Material to process ▸
---

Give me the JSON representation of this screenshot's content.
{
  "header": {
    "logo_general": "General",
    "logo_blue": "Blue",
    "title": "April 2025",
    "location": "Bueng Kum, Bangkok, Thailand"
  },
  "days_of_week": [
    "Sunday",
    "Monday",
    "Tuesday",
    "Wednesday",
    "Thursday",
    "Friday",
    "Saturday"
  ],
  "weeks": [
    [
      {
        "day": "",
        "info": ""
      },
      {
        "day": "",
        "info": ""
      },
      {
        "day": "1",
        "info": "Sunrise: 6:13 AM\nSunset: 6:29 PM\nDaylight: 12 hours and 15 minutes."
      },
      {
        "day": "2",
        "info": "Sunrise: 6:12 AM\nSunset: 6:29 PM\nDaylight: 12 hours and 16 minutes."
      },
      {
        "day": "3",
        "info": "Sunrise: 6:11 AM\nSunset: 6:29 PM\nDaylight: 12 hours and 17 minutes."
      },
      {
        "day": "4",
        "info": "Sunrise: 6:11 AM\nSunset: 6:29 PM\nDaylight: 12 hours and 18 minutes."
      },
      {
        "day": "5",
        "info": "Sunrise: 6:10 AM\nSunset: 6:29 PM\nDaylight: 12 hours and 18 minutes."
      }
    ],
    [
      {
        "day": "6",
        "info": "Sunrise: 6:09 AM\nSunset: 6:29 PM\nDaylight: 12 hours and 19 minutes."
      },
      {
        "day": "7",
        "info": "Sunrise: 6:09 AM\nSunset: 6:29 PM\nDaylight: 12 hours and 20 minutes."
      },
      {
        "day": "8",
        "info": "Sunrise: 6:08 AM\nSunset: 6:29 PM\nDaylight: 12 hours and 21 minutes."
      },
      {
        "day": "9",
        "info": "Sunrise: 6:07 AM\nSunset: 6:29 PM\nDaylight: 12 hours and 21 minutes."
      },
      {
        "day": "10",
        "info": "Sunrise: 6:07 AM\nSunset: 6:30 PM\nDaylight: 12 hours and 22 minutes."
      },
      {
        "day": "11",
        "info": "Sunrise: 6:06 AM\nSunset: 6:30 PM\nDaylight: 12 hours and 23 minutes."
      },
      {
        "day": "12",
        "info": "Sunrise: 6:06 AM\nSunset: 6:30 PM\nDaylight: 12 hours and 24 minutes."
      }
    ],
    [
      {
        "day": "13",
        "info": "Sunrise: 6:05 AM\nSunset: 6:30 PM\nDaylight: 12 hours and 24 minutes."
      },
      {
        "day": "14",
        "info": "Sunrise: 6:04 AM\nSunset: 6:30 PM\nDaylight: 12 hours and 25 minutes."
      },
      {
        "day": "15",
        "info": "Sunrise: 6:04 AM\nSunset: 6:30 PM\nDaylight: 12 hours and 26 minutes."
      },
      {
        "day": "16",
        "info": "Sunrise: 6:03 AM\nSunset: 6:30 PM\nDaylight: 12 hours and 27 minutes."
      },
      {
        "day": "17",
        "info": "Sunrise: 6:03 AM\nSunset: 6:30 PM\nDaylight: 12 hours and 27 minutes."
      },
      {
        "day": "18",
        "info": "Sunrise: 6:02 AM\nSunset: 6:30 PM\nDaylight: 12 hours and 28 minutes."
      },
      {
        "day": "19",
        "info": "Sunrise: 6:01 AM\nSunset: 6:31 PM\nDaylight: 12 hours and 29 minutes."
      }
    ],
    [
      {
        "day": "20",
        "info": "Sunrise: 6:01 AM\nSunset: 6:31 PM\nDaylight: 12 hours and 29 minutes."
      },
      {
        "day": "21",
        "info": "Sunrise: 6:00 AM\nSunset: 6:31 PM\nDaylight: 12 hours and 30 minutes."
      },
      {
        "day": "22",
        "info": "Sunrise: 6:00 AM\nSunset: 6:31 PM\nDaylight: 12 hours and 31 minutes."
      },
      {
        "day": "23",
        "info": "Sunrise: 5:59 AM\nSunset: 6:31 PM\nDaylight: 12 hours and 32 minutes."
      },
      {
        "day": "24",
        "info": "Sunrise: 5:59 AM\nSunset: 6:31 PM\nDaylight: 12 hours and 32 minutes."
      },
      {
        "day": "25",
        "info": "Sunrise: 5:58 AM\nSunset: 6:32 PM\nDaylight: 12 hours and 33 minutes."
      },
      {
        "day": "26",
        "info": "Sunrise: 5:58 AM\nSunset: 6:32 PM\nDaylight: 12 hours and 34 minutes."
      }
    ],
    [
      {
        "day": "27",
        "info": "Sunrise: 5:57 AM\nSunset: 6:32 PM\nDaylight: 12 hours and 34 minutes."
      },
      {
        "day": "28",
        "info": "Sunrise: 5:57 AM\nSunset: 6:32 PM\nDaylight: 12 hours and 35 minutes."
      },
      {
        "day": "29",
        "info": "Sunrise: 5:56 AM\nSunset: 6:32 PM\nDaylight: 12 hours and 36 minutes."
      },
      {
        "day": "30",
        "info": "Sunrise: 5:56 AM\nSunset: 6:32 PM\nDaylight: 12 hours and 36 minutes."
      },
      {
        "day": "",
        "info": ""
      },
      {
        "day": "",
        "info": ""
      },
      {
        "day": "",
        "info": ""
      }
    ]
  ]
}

---

Exercise objective ▸
Copy the material above, line for line.

Response for this exercise ▸
Give me the JSON representation of this screenshot's content.
{
  "header": {
    "logo_general": "General",
    "logo_blue": "Blue",
    "title": "April 2025",
    "location": "Bueng Kum, Bangkok, Thailand"
  },
  "days_of_week": [
    "Sunday",
    "Monday",
    "Tuesday",
    "Wednesday",
    "Thursday",
    "Friday",
    "Saturday"
  ],
  "weeks": [
    [
      {
        "day": "",
        "info": ""
      },
      {
        "day": "",
        "info": ""
      },
      {
        "day": "1",
        "info": "Sunrise: 6:13 AM\nSunset: 6:29 PM\nDaylight: 12 hours and 15 minutes."
      },
      {
        "day": "2",
        "info": "Sunrise: 6:12 AM\nSunset: 6:29 PM\nDaylight: 12 hours and 16 minutes."
      },
      {
        "day": "3",
        "info": "Sunrise: 6:11 AM\nSunset: 6:29 PM\nDaylight: 12 hours and 17 minutes."
      },
      {
        "day": "4",
        "info": "Sunrise: 6:11 AM\nSunset: 6:29 PM\nDaylight: 12 hours and 18 minutes."
      },
      {
        "day": "5",
        "info": "Sunrise: 6:10 AM\nSunset: 6:29 PM\nDaylight: 12 hours and 18 minutes."
      }
    ],
    [
      {
        "day": "6",
        "info": "Sunrise: 6:09 AM\nSunset: 6:29 PM\nDaylight: 12 hours and 19 minutes."
      },
      {
        "day": "7",
        "info": "Sunrise: 6:09 AM\nSunset: 6:29 PM\nDaylight: 12 hours and 20 minutes."
      },
      {
        "day": "8",
        "info": "Sunrise: 6:08 AM\nSunset: 6:29 PM\nDaylight: 12 hours and 21 minutes."
      },
      {
        "day": "9",
        "info": "Sunrise: 6:07 AM\nSunset: 6:29 PM\nDaylight: 12 hours and 21 minutes."
      },
      {
        "day": "10",
        "info": "Sunrise: 6:07 AM\nSunset: 6:30 PM\nDaylight: 12 hours and 22 minutes."
      },
      {
        "day": "11",
        "info": "Sunrise: 6:06 AM\nSunset: 6:30 PM\nDaylight: 12 hours and 23 minutes."
      },
      {
        "day": "12",
        "info": "Sunrise: 6:06 AM\nSunset: 6:30 PM\nDaylight: 12 hours and 24 minutes."
      }
    ],
    [
      {
        "day": "13",
        "info": "Sunrise: 6:05 AM\nSunset: 6:30 PM\nDaylight: 12 hours and 24 minutes."
      },
      {
        "day": "14",
        "info": "Sunrise: 6:04 AM\nSunset: 6:30 PM\nDaylight: 12 hours and 25 minutes."
      },
      {
        "day": "15",
        "info": "Sunrise: 6:04 AM\nSunset: 6:30 PM\nDaylight: 12 hours and 26 minutes."
      },
      {
        "day": "16",
        "info": "Sunrise: 6:03 AM\nSunset: 6:30 PM\nDaylight: 12 hours and 27 minutes."
      },
      {
        "day": "17",
        "info": "Sunrise: 6:03 AM\nSunset: 6:30 PM\nDaylight: 12 hours and 27 minutes."
      },
      {
        "day": "18",
        "info": "Sunrise: 6:02 AM\nSunset: 6:30 PM\nDaylight: 12 hours and 28 minutes."
      },
      {
        "day": "19",
        "info": "Sunrise: 6:01 AM\nSunset: 6:31 PM\nDaylight: 12 hours and 29 minutes."
      }
    ],
    [
      {
        "day": "20",
        "info": "Sunrise: 6:01 AM\nSunset: 6:31 PM\nDaylight: 12 hours and 29 minutes."
      },
      {
        "day": "21",
        "info": "Sunrise: 6:00 AM\nSunset: 6:31 PM\nDaylight: 12 hours and 30 minutes."
      },
      {
        "day": "22",
        "info": "Sunrise: 6:00 AM\nSunset: 6:31 PM\nDaylight: 12 hours and 31 minutes."
      },
      {
        "day": "23",
        "info": "Sunrise: 5:59 AM\nSunset: 6:31 PM\nDaylight: 12 hours and 32 minutes."
      },
      {
        "day": "24",
        "info": "Sunrise: 5:59 AM\nSunset: 6:31 PM\nDaylight: 12 hours and 32 minutes."
      },
      {
        "day": "25",
        "info": "Sunrise: 5:58 AM\nSunset: 6:32 PM\nDaylight: 12 hours and 33 minutes."
      },
      {
        "day": "26",
        "info": "Sunrise: 5:58 AM\nSunset: 6:32 PM\nDaylight: 12 hours and 34 minutes."
      }
    ],
    [
      {
        "day": "27",
        "info": "Sunrise: 5:57 AM\nSunset: 6:32 PM\nDaylight: 12 hours and 34 minutes."
      },
      {
        "day": "28",
        "info": "Sunrise: 5:57 AM\nSunset: 6:32 PM\nDaylight: 12 hours and 35 minutes."
      },
      {
        "day": "29",
        "info": "Sunrise: 5:56 AM\nSunset: 6:32 PM\nDaylight: 12 hours and 36 minutes."
      },
      {
        "day": "30",
        "info": "Sunrise: 5:56 AM\nSunset: 6:32 PM\nDaylight: 12 hours and 36 minutes."
      },
      {
        "day": "",
        "info": ""
      },
      {
        "day": "",
        "info": ""
      },
      {
        "day": "",
        "info": ""
      }
    ]
  ]
}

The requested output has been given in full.